§ Instructions to follow: Repeat each line exactly as it is written.

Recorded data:

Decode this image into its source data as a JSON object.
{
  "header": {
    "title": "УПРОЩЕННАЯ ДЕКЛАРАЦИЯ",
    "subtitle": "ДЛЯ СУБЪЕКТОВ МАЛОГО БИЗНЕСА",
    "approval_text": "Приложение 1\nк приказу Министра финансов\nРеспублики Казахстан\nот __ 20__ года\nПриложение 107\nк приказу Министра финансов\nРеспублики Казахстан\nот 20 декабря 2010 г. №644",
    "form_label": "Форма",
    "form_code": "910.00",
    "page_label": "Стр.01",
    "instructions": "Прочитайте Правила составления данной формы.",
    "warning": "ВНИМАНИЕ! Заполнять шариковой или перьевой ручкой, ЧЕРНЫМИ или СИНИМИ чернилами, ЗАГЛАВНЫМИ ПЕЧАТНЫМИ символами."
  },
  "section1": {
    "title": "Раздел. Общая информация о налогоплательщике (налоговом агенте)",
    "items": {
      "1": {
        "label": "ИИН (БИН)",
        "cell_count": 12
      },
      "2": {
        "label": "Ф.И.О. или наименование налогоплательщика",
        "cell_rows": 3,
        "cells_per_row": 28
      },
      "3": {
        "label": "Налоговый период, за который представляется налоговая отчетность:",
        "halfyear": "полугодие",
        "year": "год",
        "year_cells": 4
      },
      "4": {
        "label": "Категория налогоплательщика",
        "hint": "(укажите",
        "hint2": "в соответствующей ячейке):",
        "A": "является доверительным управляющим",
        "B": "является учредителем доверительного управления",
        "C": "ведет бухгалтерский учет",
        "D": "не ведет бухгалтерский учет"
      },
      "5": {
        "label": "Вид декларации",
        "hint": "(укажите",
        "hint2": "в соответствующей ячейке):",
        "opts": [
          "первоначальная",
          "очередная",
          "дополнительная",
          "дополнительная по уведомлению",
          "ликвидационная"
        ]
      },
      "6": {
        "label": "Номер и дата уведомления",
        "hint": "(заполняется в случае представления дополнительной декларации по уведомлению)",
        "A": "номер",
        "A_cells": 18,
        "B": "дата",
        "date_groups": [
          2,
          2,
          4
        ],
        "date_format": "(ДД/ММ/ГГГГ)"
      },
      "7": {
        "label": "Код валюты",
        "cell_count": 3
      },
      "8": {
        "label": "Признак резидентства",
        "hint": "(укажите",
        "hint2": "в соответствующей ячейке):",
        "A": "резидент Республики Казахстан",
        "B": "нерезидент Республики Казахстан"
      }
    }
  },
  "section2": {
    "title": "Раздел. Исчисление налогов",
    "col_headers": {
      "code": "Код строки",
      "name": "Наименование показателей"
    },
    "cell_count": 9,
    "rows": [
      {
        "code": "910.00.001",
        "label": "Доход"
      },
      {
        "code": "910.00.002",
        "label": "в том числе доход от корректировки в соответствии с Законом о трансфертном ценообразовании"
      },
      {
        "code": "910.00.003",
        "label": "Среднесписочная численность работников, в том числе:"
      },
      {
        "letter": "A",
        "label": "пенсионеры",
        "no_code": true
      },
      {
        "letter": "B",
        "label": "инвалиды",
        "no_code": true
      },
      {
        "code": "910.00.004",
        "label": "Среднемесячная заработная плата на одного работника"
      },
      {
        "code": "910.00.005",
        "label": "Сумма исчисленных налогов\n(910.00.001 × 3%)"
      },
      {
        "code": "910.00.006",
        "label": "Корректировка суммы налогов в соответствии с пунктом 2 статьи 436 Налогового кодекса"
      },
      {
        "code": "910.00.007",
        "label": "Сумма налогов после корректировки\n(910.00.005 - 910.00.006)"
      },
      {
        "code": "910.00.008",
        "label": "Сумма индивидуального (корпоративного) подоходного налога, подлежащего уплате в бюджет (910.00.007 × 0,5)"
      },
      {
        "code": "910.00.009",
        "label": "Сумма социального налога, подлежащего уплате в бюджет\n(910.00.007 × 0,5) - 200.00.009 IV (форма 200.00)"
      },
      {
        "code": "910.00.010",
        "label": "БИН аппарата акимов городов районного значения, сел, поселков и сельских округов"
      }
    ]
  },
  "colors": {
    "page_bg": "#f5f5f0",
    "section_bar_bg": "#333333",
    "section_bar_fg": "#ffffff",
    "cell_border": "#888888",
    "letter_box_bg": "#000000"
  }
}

§ Result for this task:
Decode this image into its source data as a JSON object.
{
  "header": {
    "title": "УПРОЩЕННАЯ ДЕКЛАРАЦИЯ",
    "subtitle": "ДЛЯ СУБЪЕКТОВ МАЛОГО БИЗНЕСА",
    "approval_text": "Приложение 1\nк приказу Министра финансов\nРеспублики Казахстан\nот __ 20__ года\nПриложение 107\nк приказу Министра финансов\nРеспублики Казахстан\nот 20 декабря 2010 г. №644",
    "form_label": "Форма",
    "form_code": "910.00",
    "page_label": "Стр.01",
    "instructions": "Прочитайте Правила составления данной формы.",
    "warning": "ВНИМАНИЕ! Заполнять шариковой или перьевой ручкой, ЧЕРНЫМИ или СИНИМИ чернилами, ЗАГЛАВНЫМИ ПЕЧАТНЫМИ символами."
  },
  "section1": {
    "title": "Раздел. Общая информация о налогоплательщике (налоговом агенте)",
    "items": {
      "1": {
        "label": "ИИН (БИН)",
        "cell_count": 12
      },
      "2": {
        "label": "Ф.И.О. или наименование налогоплательщика",
        "cell_rows": 3,
        "cells_per_row": 28
      },
      "3": {
        "label": "Налоговый период, за который представляется налоговая отчетность:",
        "halfyear": "полугодие",
        "year": "год",
        "year_cells": 4
      },
      "4": {
        "label": "Категория налогоплательщика",
        "hint": "(укажите",
        "hint2": "в соответствующей ячейке):",
        "A": "является доверительным управляющим",
        "B": "является учредителем доверительного управления",
        "C": "ведет бухгалтерский учет",
        "D": "не ведет бухгалтерский учет"
      },
      "5": {
        "label": "Вид декларации",
        "hint": "(укажите",
        "hint2": "в соответствующей ячейке):",
        "opts": [
          "первоначальная",
          "очередная",
          "дополнительная",
          "дополнительная по уведомлению",
          "ликвидационная"
        ]
      },
      "6": {
        "label": "Номер и дата уведомления",
        "hint": "(заполняется в случае представления дополнительной декларации по уведомлению)",
        "A": "номер",
        "A_cells": 18,
        "B": "дата",
        "date_groups": [
          2,
          2,
          4
        ],
        "date_format": "(ДД/ММ/ГГГГ)"
      },
      "7": {
        "label": "Код валюты",
        "cell_count": 3
      },
      "8": {
        "label": "Признак резидентства",
        "hint": "(укажите",
        "hint2": "в соответствующей ячейке):",
        "A": "резидент Республики Казахстан",
        "B": "нерезидент Республики Казахстан"
      }
    }
  },
  "section2": {
    "title": "Раздел. Исчисление налогов",
    "col_headers": {
      "code": "Код строки",
      "name": "Наименование показателей"
    },
    "cell_count": 9,
    "rows": [
      {
        "code": "910.00.001",
        "label": "Доход"
      },
      {
        "code": "910.00.002",
        "label": "в том числе доход от корректировки в соответствии с Законом о трансфертном ценообразовании"
      },
      {
        "code": "910.00.003",
        "label": "Среднесписочная численность работников, в том числе:"
      },
      {
        "letter": "A",
        "label": "пенсионеры",
        "no_code": true
      },
      {
        "letter": "B",
        "label": "инвалиды",
        "no_code": true
      },
      {
        "code": "910.00.004",
        "label": "Среднемесячная заработная плата на одного работника"
      },
      {
        "code": "910.00.005",
        "label": "Сумма исчисленных налогов\n(910.00.001 × 3%)"
      },
      {
        "code": "910.00.006",
        "label": "Корректировка суммы налогов в соответствии с пунктом 2 статьи 436 Налогового кодекса"
      },
      {
        "code": "910.00.007",
        "label": "Сумма налогов после корректировки\n(910.00.005 - 910.00.006)"
      },
      {
        "code": "910.00.008",
        "label": "Сумма индивидуального (корпоративного) подоходного налога, подлежащего уплате в бюджет (910.00.007 × 0,5)"
      },
      {
        "code": "910.00.009",
        "label": "Сумма социального налога, подлежащего уплате в бюджет\n(910.00.007 × 0,5) - 200.00.009 IV (форма 200.00)"
      },
      {
        "code": "910.00.010",
        "label": "БИН аппарата акимов городов районного значения, сел, поселков и сельских округов"
      }
    ]
  },
  "colors": {
    "page_bg": "#f5f5f0",
    "section_bar_bg": "#333333",
    "section_bar_fg": "#ffffff",
    "cell_border": "#888888",
    "letter_box_bg": "#000000"
  }
}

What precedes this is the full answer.